**RECORD EXTRACTS:**

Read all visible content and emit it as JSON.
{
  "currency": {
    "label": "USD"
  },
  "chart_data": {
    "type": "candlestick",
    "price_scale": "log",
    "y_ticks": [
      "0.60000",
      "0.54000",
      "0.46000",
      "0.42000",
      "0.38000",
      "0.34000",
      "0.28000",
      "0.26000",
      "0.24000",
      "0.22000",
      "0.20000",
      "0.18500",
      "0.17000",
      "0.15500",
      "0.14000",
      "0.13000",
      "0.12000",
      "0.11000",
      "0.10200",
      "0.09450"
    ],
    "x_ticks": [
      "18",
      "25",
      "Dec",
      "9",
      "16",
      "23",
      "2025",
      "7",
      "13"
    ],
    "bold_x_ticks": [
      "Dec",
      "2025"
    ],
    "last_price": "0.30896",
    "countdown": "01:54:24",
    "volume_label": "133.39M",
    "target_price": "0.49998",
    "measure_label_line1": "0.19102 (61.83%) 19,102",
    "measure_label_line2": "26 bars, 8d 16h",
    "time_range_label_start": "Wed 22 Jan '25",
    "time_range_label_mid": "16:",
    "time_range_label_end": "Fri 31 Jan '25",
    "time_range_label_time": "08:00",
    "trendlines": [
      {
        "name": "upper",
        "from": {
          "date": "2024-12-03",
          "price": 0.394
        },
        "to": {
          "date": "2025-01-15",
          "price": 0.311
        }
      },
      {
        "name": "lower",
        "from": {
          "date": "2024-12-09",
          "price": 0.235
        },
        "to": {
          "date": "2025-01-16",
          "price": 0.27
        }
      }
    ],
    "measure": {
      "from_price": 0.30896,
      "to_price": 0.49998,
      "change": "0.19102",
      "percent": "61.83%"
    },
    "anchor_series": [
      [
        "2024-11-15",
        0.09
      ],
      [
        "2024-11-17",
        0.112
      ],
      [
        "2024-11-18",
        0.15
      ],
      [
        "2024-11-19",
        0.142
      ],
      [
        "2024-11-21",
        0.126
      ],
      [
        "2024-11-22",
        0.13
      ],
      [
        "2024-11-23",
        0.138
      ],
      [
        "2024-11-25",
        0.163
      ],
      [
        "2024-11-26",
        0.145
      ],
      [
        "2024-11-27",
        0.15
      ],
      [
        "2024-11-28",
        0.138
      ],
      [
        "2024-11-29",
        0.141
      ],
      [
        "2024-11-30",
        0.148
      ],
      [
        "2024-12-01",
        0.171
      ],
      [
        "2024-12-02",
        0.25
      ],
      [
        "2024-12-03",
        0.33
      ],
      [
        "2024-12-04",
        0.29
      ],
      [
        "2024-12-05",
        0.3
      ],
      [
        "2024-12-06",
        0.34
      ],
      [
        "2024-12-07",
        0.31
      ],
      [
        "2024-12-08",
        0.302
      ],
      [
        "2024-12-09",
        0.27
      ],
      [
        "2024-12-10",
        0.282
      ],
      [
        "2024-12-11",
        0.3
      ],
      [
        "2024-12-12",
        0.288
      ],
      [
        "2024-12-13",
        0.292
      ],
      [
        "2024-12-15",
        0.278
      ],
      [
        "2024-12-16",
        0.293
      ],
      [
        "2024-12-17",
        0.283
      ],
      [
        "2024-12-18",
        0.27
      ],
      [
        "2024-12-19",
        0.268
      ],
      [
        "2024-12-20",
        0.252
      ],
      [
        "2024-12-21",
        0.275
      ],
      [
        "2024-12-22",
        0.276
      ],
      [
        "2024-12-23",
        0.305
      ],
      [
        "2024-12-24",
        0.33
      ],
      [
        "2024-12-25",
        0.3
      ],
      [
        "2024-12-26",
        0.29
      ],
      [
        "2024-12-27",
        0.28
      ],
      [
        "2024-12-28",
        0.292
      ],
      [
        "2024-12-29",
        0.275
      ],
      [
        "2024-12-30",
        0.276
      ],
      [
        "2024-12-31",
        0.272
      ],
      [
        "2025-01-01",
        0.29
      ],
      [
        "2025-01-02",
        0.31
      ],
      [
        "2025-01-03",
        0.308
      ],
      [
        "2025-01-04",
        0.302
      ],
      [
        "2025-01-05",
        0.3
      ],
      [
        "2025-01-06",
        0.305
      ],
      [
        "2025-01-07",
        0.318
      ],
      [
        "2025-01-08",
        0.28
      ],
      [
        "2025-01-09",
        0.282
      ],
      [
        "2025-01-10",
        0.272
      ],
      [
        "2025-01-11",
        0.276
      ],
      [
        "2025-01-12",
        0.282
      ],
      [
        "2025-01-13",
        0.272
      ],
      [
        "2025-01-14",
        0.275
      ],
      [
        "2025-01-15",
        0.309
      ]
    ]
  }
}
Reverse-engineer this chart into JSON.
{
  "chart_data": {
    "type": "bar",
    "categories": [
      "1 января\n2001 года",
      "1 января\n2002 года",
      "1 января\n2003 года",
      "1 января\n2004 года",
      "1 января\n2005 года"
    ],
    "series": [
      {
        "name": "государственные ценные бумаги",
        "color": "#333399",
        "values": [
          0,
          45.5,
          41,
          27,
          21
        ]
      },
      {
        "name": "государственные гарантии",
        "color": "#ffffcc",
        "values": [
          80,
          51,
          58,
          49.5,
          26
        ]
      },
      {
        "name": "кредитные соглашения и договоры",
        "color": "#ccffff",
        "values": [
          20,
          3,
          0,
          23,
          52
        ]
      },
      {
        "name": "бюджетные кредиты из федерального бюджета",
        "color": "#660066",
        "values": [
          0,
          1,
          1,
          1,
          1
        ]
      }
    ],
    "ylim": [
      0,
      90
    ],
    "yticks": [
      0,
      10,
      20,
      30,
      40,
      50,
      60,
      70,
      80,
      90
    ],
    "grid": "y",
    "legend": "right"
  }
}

**WHAT THE TASK ASKS:** Gather each line holding the string "color".

**OUTPUT OF THE TASK:**
        "color": "#333399",
        "color": "#ffffcc",
        "color": "#ccffff",
        "color": "#660066",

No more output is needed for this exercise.